» BRIEF
Reproduce all of the material exactly as shown.

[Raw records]
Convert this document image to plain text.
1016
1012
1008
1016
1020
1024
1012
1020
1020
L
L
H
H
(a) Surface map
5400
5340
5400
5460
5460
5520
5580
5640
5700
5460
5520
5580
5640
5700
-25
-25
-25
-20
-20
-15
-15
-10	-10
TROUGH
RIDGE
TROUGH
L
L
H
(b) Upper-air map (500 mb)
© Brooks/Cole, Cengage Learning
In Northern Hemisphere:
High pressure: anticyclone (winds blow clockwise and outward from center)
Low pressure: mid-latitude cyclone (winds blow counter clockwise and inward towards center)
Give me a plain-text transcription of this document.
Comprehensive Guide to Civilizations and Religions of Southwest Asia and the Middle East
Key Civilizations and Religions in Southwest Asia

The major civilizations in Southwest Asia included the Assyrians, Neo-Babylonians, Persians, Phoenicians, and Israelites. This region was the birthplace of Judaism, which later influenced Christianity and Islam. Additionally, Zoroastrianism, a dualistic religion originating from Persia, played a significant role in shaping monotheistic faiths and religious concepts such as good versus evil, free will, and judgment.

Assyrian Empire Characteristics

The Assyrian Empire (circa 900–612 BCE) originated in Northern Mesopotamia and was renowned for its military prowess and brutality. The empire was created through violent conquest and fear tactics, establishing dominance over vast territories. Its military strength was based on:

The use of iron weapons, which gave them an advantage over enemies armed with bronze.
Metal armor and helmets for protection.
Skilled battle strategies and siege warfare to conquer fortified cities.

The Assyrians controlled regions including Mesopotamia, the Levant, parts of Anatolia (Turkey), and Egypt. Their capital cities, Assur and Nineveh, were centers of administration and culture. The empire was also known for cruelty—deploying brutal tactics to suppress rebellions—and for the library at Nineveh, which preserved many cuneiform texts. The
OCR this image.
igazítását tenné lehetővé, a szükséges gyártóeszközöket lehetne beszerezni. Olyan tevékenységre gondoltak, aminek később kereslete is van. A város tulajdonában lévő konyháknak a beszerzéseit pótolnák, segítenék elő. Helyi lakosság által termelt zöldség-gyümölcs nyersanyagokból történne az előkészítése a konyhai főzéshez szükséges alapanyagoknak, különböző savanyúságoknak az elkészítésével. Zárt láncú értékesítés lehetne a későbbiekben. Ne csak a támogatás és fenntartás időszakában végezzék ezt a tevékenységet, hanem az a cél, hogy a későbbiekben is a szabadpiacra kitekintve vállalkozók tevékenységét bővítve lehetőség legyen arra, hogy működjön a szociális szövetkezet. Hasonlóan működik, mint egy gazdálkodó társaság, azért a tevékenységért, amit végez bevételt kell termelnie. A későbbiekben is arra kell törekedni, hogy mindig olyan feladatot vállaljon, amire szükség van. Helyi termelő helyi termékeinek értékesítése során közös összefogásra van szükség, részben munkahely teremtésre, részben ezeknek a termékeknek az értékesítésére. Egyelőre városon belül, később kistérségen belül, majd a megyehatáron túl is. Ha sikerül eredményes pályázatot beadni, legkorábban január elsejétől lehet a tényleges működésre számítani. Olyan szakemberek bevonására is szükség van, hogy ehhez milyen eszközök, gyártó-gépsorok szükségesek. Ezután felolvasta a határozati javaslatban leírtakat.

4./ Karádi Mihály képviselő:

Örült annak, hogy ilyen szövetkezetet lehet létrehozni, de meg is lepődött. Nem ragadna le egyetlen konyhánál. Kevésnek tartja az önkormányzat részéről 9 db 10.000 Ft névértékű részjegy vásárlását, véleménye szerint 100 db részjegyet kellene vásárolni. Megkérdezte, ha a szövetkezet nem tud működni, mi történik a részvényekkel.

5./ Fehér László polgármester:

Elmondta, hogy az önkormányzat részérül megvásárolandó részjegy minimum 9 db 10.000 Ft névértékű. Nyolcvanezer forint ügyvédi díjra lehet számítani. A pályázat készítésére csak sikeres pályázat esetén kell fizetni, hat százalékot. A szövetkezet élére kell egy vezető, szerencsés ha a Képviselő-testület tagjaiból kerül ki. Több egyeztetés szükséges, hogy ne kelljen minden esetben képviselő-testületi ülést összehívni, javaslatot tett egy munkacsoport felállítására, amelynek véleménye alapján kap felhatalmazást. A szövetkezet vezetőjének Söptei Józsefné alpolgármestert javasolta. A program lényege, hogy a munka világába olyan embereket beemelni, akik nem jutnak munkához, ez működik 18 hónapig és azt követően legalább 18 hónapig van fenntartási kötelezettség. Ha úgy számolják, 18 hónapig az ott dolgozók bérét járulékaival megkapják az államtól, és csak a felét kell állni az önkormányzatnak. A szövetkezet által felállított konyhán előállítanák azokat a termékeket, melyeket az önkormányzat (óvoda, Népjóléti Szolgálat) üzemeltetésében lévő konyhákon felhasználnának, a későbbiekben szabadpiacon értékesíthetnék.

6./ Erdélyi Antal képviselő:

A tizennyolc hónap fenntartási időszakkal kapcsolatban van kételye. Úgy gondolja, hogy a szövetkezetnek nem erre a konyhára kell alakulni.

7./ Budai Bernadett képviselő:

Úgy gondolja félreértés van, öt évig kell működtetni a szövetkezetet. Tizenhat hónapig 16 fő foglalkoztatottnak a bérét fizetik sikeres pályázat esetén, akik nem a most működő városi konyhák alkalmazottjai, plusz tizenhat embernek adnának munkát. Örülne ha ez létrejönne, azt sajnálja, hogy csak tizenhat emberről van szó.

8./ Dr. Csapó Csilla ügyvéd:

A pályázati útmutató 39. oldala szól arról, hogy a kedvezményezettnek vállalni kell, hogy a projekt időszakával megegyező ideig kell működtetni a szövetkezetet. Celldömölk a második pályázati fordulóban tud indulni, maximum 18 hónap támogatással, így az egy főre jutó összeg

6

» ANSWER TO THIS EXERCISE
Convert this document image to plain text.
1016
1012
1008
1016
1020
1024
1012
1020
1020
L
L
H
H
(a) Surface map
5400
5340
5400
5460
5460
5520
5580
5640
5700
5460
5520
5580
5640
5700
-25
-25
-25
-20
-20
-15
-15
-10	-10
TROUGH
RIDGE
TROUGH
L
L
H
(b) Upper-air map (500 mb)
© Brooks/Cole, Cengage Learning
In Northern Hemisphere:
High pressure: anticyclone (winds blow clockwise and outward from center)
Low pressure: mid-latitude cyclone (winds blow counter clockwise and inward towards center)
Give me a plain-text transcription of this document.
Comprehensive Guide to Civilizations and Religions of Southwest Asia and the Middle East
Key Civilizations and Religions in Southwest Asia

The major civilizations in Southwest Asia included the Assyrians, Neo-Babylonians, Persians, Phoenicians, and Israelites. This region was the birthplace of Judaism, which later influenced Christianity and Islam. Additionally, Zoroastrianism, a dualistic religion originating from Persia, played a significant role in shaping monotheistic faiths and religious concepts such as good versus evil, free will, and judgment.

Assyrian Empire Characteristics

The Assyrian Empire (circa 900–612 BCE) originated in Northern Mesopotamia and was renowned for its military prowess and brutality. The empire was created through violent conquest and fear tactics, establishing dominance over vast territories. Its military strength was based on:

The use of iron weapons, which gave them an advantage over enemies armed with bronze.
Metal armor and helmets for protection.
Skilled battle strategies and siege warfare to conquer fortified cities.

The Assyrians controlled regions including Mesopotamia, the Levant, parts of Anatolia (Turkey), and Egypt. Their capital cities, Assur and Nineveh, were centers of administration and culture. The empire was also known for cruelty—deploying brutal tactics to suppress rebellions—and for the library at Nineveh, which preserved many cuneiform texts. The
OCR this image.
igazítását tenné lehetővé, a szükséges gyártóeszközöket lehetne beszerezni. Olyan tevékenységre gondoltak, aminek később kereslete is van. A város tulajdonában lévő konyháknak a beszerzéseit pótolnák, segítenék elő. Helyi lakosság által termelt zöldség-gyümölcs nyersanyagokból történne az előkészítése a konyhai főzéshez szükséges alapanyagoknak, különböző savanyúságoknak az elkészítésével. Zárt láncú értékesítés lehetne a későbbiekben. Ne csak a támogatás és fenntartás időszakában végezzék ezt a tevékenységet, hanem az a cél, hogy a későbbiekben is a szabadpiacra kitekintve vállalkozók tevékenységét bővítve lehetőség legyen arra, hogy működjön a szociális szövetkezet. Hasonlóan működik, mint egy gazdálkodó társaság, azért a tevékenységért, amit végez bevételt kell termelnie. A későbbiekben is arra kell törekedni, hogy mindig olyan feladatot vállaljon, amire szükség van. Helyi termelő helyi termékeinek értékesítése során közös összefogásra van szükség, részben munkahely teremtésre, részben ezeknek a termékeknek az értékesítésére. Egyelőre városon belül, később kistérségen belül, majd a megyehatáron túl is. Ha sikerül eredményes pályázatot beadni, legkorábban január elsejétől lehet a tényleges működésre számítani. Olyan szakemberek bevonására is szükség van, hogy ehhez milyen eszközök, gyártó-gépsorok szükségesek. Ezután felolvasta a határozati javaslatban leírtakat.

4./ Karádi Mihály képviselő:

Örült annak, hogy ilyen szövetkezetet lehet létrehozni, de meg is lepődött. Nem ragadna le egyetlen konyhánál. Kevésnek tartja az önkormányzat részéről 9 db 10.000 Ft névértékű részjegy vásárlását, véleménye szerint 100 db részjegyet kellene vásárolni. Megkérdezte, ha a szövetkezet nem tud működni, mi történik a részvényekkel.

5./ Fehér László polgármester:

Elmondta, hogy az önkormányzat részérül megvásárolandó részjegy minimum 9 db 10.000 Ft névértékű. Nyolcvanezer forint ügyvédi díjra lehet számítani. A pályázat készítésére csak sikeres pályázat esetén kell fizetni, hat százalékot. A szövetkezet élére kell egy vezető, szerencsés ha a Képviselő-testület tagjaiból kerül ki. Több egyeztetés szükséges, hogy ne kelljen minden esetben képviselő-testületi ülést összehívni, javaslatot tett egy munkacsoport felállítására, amelynek véleménye alapján kap felhatalmazást. A szövetkezet vezetőjének Söptei Józsefné alpolgármestert javasolta. A program lényege, hogy a munka világába olyan embereket beemelni, akik nem jutnak munkához, ez működik 18 hónapig és azt követően legalább 18 hónapig van fenntartási kötelezettség. Ha úgy számolják, 18 hónapig az ott dolgozók bérét járulékaival megkapják az államtól, és csak a felét kell állni az önkormányzatnak. A szövetkezet által felállított konyhán előállítanák azokat a termékeket, melyeket az önkormányzat (óvoda, Népjóléti Szolgálat) üzemeltetésében lévő konyhákon felhasználnának, a későbbiekben szabadpiacon értékesíthetnék.

6./ Erdélyi Antal képviselő:

A tizennyolc hónap fenntartási időszakkal kapcsolatban van kételye. Úgy gondolja, hogy a szövetkezetnek nem erre a konyhára kell alakulni.

7./ Budai Bernadett képviselő:

Úgy gondolja félreértés van, öt évig kell működtetni a szövetkezetet. Tizenhat hónapig 16 fő foglalkoztatottnak a bérét fizetik sikeres pályázat esetén, akik nem a most működő városi konyhák alkalmazottjai, plusz tizenhat embernek adnának munkát. Örülne ha ez létrejönne, azt sajnálja, hogy csak tizenhat emberről van szó.

8./ Dr. Csapó Csilla ügyvéd:

A pályázati útmutató 39. oldala szól arról, hogy a kedvezményezettnek vállalni kell, hogy a projekt időszakával megegyező ideig kell működtetni a szövetkezetet. Celldömölk a második pályázati fordulóban tud indulni, maximum 18 hónap támogatással, így az egy főre jutó összeg

6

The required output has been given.